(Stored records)
--------------------------------

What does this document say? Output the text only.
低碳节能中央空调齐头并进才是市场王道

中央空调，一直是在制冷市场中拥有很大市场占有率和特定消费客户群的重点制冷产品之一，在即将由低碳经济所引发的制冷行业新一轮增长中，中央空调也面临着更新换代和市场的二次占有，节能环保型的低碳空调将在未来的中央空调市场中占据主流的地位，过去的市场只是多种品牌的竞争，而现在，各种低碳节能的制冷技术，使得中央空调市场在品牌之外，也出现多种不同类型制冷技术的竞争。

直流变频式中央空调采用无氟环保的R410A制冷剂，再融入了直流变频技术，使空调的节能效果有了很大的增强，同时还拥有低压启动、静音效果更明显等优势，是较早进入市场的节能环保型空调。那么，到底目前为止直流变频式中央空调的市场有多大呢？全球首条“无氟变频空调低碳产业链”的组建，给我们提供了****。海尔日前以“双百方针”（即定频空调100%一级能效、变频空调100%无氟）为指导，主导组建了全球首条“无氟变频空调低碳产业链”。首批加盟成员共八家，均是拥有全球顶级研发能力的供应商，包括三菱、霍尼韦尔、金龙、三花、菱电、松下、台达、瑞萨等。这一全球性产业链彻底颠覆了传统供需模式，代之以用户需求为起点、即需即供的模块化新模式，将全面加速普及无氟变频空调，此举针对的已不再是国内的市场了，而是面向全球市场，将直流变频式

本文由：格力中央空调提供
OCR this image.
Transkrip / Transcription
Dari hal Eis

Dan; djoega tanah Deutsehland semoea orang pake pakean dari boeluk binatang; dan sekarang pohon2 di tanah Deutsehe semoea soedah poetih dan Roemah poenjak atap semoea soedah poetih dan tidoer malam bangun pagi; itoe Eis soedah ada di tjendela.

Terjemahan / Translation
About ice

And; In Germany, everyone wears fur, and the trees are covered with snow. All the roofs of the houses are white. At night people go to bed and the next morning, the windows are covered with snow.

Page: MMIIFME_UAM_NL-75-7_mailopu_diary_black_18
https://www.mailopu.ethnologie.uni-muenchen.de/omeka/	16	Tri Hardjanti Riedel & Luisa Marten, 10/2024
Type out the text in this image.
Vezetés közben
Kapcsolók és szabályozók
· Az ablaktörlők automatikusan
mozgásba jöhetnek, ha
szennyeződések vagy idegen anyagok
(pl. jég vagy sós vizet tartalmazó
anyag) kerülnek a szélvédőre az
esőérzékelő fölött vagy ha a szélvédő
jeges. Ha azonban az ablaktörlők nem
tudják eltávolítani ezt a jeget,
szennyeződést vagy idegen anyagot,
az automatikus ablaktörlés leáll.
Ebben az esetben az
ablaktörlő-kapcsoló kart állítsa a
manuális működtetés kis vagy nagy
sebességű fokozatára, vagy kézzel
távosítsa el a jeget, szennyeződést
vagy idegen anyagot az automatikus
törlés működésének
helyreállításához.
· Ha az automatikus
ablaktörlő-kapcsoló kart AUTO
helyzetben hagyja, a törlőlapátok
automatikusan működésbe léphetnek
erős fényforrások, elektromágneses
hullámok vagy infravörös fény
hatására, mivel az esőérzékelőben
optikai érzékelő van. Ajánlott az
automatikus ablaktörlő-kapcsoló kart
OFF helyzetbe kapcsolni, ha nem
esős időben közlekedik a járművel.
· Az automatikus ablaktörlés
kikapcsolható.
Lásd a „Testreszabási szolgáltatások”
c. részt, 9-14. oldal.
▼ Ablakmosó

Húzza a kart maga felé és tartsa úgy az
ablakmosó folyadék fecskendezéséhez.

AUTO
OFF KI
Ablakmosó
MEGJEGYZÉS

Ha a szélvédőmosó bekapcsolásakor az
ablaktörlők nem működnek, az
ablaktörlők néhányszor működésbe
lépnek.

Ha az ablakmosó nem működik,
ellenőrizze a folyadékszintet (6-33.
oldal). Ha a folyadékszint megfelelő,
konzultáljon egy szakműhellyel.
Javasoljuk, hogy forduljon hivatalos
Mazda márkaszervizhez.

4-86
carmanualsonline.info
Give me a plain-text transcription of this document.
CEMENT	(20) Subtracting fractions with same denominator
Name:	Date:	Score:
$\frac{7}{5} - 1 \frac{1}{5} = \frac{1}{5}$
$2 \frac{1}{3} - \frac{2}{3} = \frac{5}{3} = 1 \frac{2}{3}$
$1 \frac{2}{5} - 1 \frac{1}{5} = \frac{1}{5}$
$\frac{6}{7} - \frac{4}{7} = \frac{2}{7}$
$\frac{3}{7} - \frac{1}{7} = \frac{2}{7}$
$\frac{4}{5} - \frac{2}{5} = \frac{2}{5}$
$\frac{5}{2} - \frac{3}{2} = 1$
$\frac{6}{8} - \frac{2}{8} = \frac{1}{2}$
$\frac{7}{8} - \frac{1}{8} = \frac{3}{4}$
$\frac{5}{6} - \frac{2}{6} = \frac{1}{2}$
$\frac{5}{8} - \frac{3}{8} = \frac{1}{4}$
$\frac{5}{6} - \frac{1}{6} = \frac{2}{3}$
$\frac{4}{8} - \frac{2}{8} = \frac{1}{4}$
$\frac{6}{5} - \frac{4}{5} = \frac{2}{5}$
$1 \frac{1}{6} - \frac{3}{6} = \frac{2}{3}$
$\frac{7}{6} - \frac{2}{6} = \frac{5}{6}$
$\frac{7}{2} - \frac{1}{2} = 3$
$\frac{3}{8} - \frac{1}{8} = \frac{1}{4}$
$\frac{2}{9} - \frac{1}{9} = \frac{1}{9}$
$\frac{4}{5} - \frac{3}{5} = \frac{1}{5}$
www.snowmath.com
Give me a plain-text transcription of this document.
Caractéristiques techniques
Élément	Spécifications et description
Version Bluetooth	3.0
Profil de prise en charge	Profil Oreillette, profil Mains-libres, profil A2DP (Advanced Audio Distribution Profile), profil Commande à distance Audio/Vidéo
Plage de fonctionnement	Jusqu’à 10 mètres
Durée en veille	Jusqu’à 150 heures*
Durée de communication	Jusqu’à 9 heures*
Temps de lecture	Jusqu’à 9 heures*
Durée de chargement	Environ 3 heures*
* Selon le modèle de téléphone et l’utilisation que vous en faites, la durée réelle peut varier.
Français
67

--------------------------------

REQUEST:
Pull every line containing the word "automatikusan" out of the material.

REPLY:
· Az ablaktörlők automatikusan
automatikusan működésbe léphetnek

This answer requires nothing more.